BEGIN ENTRIES PROVIDED

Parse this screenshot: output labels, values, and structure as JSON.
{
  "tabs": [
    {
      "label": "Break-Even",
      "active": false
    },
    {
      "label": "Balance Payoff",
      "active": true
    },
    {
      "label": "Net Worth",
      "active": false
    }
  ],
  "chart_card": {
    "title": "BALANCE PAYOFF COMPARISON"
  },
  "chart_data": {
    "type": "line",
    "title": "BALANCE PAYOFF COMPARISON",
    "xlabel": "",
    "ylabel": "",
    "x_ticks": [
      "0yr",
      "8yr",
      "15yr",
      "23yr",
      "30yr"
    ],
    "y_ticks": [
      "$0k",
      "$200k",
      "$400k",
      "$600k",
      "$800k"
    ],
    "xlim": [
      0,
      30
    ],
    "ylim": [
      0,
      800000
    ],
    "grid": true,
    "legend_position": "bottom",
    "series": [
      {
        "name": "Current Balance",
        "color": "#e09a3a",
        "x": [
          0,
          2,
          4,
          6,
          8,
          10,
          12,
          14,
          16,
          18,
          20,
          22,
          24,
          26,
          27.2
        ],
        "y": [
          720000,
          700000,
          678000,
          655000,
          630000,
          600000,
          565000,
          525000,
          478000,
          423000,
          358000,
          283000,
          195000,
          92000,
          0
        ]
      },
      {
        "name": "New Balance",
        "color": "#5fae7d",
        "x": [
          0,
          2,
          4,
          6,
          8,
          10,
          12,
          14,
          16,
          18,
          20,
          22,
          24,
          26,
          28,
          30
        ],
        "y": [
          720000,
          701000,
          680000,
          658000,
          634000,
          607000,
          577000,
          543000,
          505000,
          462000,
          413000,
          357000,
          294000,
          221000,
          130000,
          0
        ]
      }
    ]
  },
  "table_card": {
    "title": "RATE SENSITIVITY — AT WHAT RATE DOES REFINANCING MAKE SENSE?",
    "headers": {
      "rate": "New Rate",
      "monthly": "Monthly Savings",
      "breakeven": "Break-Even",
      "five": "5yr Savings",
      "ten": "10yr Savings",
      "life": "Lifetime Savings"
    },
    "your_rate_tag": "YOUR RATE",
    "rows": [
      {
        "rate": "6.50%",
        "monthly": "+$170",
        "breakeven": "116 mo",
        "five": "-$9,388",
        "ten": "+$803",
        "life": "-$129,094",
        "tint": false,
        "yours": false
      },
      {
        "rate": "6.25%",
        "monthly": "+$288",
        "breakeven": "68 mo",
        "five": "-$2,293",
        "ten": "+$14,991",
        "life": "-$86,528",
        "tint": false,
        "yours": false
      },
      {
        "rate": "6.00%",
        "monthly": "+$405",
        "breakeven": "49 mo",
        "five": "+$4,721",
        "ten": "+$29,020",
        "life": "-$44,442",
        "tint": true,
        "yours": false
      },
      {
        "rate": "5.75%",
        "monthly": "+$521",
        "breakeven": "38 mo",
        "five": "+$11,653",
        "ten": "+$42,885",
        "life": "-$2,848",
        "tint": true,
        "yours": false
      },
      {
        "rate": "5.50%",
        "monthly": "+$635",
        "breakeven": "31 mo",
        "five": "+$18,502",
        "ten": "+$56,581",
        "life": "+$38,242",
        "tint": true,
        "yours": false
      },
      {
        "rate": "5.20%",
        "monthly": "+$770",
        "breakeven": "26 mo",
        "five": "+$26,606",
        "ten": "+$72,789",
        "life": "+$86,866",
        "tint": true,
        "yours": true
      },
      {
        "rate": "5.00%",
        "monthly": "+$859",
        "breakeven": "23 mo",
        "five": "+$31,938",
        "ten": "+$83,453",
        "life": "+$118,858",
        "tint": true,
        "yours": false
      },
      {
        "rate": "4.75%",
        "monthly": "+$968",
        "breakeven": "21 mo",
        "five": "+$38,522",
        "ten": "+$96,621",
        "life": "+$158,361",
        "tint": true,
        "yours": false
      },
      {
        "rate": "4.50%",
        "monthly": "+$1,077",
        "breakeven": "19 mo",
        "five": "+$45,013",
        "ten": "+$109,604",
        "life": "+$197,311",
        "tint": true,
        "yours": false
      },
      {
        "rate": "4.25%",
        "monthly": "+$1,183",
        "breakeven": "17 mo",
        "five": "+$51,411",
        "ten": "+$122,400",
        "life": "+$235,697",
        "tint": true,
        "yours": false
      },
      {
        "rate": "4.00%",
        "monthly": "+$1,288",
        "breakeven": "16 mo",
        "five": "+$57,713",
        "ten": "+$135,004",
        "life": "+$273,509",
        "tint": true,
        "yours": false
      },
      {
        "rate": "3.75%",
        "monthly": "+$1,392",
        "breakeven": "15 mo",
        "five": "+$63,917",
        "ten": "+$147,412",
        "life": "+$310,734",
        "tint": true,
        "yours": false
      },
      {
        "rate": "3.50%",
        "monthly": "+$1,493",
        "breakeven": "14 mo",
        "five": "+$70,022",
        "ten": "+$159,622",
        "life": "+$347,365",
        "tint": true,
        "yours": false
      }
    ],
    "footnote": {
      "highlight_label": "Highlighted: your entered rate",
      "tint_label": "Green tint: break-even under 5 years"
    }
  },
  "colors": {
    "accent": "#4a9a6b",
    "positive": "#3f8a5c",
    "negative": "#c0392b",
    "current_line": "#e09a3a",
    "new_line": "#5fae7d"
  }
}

END ENTRIES PROVIDED

DIRECTIVE - Quote the whole listing above, leaving nothing out.

FINISHED ANSWER -
Parse this screenshot: output labels, values, and structure as JSON.
{
  "tabs": [
    {
      "label": "Break-Even",
      "active": false
    },
    {
      "label": "Balance Payoff",
      "active": true
    },
    {
      "label": "Net Worth",
      "active": false
    }
  ],
  "chart_card": {
    "title": "BALANCE PAYOFF COMPARISON"
  },
  "chart_data": {
    "type": "line",
    "title": "BALANCE PAYOFF COMPARISON",
    "xlabel": "",
    "ylabel": "",
    "x_ticks": [
      "0yr",
      "8yr",
      "15yr",
      "23yr",
      "30yr"
    ],
    "y_ticks": [
      "$0k",
      "$200k",
      "$400k",
      "$600k",
      "$800k"
    ],
    "xlim": [
      0,
      30
    ],
    "ylim": [
      0,
      800000
    ],
    "grid": true,
    "legend_position": "bottom",
    "series": [
      {
        "name": "Current Balance",
        "color": "#e09a3a",
        "x": [
          0,
          2,
          4,
          6,
          8,
          10,
          12,
          14,
          16,
          18,
          20,
          22,
          24,
          26,
          27.2
        ],
        "y": [
          720000,
          700000,
          678000,
          655000,
          630000,
          600000,
          565000,
          525000,
          478000,
          423000,
          358000,
          283000,
          195000,
          92000,
          0
        ]
      },
      {
        "name": "New Balance",
        "color": "#5fae7d",
        "x": [
          0,
          2,
          4,
          6,
          8,
          10,
          12,
          14,
          16,
          18,
          20,
          22,
          24,
          26,
          28,
          30
        ],
        "y": [
          720000,
          701000,
          680000,
          658000,
          634000,
          607000,
          577000,
          543000,
          505000,
          462000,
          413000,
          357000,
          294000,
          221000,
          130000,
          0
        ]
      }
    ]
  },
  "table_card": {
    "title": "RATE SENSITIVITY — AT WHAT RATE DOES REFINANCING MAKE SENSE?",
    "headers": {
      "rate": "New Rate",
      "monthly": "Monthly Savings",
      "breakeven": "Break-Even",
      "five": "5yr Savings",
      "ten": "10yr Savings",
      "life": "Lifetime Savings"
    },
    "your_rate_tag": "YOUR RATE",
    "rows": [
      {
        "rate": "6.50%",
        "monthly": "+$170",
        "breakeven": "116 mo",
        "five": "-$9,388",
        "ten": "+$803",
        "life": "-$129,094",
        "tint": false,
        "yours": false
      },
      {
        "rate": "6.25%",
        "monthly": "+$288",
        "breakeven": "68 mo",
        "five": "-$2,293",
        "ten": "+$14,991",
        "life": "-$86,528",
        "tint": false,
        "yours": false
      },
      {
        "rate": "6.00%",
        "monthly": "+$405",
        "breakeven": "49 mo",
        "five": "+$4,721",
        "ten": "+$29,020",
        "life": "-$44,442",
        "tint": true,
        "yours": false
      },
      {
        "rate": "5.75%",
        "monthly": "+$521",
        "breakeven": "38 mo",
        "five": "+$11,653",
        "ten": "+$42,885",
        "life": "-$2,848",
        "tint": true,
        "yours": false
      },
      {
        "rate": "5.50%",
        "monthly": "+$635",
        "breakeven": "31 mo",
        "five": "+$18,502",
        "ten": "+$56,581",
        "life": "+$38,242",
        "tint": true,
        "yours": false
      },
      {
        "rate": "5.20%",
        "monthly": "+$770",
        "breakeven": "26 mo",
        "five": "+$26,606",
        "ten": "+$72,789",
        "life": "+$86,866",
        "tint": true,
        "yours": true
      },
      {
        "rate": "5.00%",
        "monthly": "+$859",
        "breakeven": "23 mo",
        "five": "+$31,938",
        "ten": "+$83,453",
        "life": "+$118,858",
        "tint": true,
        "yours": false
      },
      {
        "rate": "4.75%",
        "monthly": "+$968",
        "breakeven": "21 mo",
        "five": "+$38,522",
        "ten": "+$96,621",
        "life": "+$158,361",
        "tint": true,
        "yours": false
      },
      {
        "rate": "4.50%",
        "monthly": "+$1,077",
        "breakeven": "19 mo",
        "five": "+$45,013",
        "ten": "+$109,604",
        "life": "+$197,311",
        "tint": true,
        "yours": false
      },
      {
        "rate": "4.25%",
        "monthly": "+$1,183",
        "breakeven": "17 mo",
        "five": "+$51,411",
        "ten": "+$122,400",
        "life": "+$235,697",
        "tint": true,
        "yours": false
      },
      {
        "rate": "4.00%",
        "monthly": "+$1,288",
        "breakeven": "16 mo",
        "five": "+$57,713",
        "ten": "+$135,004",
        "life": "+$273,509",
        "tint": true,
        "yours": false
      },
      {
        "rate": "3.75%",
        "monthly": "+$1,392",
        "breakeven": "15 mo",
        "five": "+$63,917",
        "ten": "+$147,412",
        "life": "+$310,734",
        "tint": true,
        "yours": false
      },
      {
        "rate": "3.50%",
        "monthly": "+$1,493",
        "breakeven": "14 mo",
        "five": "+$70,022",
        "ten": "+$159,622",
        "life": "+$347,365",
        "tint": true,
        "yours": false
      }
    ],
    "footnote": {
      "highlight_label": "Highlighted: your entered rate",
      "tint_label": "Green tint: break-even under 5 years"
    }
  },
  "colors": {
    "accent": "#4a9a6b",
    "positive": "#3f8a5c",
    "negative": "#c0392b",
    "current_line": "#e09a3a",
    "new_line": "#5fae7d"
  }
}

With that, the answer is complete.